● EXERCISE INSTRUCTIONS
Check each line of the material below, and copy it if it holds the string "Gastgewerbe".

● DATA FOR THIS EXERCISE
· · · · ·
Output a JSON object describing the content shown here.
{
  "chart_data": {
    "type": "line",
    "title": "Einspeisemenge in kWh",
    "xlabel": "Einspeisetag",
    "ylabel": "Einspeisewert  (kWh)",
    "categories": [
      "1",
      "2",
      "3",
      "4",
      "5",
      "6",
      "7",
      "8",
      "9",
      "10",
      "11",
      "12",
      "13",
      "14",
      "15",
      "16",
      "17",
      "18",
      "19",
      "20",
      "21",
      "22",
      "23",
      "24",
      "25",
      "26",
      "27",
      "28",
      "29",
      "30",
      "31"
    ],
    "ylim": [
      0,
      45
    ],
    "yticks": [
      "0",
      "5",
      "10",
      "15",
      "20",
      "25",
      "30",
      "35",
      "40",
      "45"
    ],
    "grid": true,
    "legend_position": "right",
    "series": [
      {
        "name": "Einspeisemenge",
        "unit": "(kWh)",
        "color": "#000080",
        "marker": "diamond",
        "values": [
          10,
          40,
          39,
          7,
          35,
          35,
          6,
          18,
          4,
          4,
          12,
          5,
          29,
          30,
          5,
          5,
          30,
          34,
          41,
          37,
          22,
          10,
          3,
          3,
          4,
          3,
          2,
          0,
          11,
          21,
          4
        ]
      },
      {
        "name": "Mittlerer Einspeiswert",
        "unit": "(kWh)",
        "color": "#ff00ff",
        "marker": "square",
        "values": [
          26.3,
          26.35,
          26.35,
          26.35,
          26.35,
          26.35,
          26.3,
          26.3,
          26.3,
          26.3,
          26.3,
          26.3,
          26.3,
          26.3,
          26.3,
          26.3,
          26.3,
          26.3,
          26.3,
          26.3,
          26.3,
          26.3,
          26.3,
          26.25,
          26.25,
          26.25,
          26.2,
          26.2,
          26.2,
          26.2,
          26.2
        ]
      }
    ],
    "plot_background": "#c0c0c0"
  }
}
· · · · ·
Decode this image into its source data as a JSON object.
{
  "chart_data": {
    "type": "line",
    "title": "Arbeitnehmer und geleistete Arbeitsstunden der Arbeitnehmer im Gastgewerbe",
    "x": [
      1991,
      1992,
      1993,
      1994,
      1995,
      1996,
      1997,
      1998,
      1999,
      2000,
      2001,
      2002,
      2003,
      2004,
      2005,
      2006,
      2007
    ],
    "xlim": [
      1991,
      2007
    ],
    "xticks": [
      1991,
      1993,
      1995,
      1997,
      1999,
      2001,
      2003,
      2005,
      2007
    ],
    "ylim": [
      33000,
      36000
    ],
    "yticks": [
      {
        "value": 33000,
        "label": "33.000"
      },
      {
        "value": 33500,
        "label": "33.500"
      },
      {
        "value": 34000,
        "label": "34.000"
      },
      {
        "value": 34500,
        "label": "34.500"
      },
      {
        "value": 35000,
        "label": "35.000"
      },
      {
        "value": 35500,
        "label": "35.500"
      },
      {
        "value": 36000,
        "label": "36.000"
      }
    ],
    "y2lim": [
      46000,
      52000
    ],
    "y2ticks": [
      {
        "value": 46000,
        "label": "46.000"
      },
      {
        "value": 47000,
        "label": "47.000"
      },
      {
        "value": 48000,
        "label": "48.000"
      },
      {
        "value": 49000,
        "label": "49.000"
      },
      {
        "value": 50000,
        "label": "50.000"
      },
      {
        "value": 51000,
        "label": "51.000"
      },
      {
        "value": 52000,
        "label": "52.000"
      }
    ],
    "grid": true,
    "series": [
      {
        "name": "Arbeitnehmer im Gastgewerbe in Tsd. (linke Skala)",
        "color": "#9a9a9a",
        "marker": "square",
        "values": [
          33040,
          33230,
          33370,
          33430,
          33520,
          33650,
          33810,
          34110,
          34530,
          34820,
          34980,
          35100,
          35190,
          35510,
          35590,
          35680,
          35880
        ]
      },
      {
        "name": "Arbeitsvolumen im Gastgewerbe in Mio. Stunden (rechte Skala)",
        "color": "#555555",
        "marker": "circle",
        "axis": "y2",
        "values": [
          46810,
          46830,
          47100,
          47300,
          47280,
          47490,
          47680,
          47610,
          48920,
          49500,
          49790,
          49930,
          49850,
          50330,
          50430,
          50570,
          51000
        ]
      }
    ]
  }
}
· · · · ·
● EXERCISE SOLUTION
    "title": "Arbeitnehmer und geleistete Arbeitsstunden der Arbeitnehmer im Gastgewerbe",
        "name": "Arbeitnehmer im Gastgewerbe in Tsd. (linke Skala)",
        "name": "Arbeitsvolumen im Gastgewerbe in Mio. Stunden (rechte Skala)",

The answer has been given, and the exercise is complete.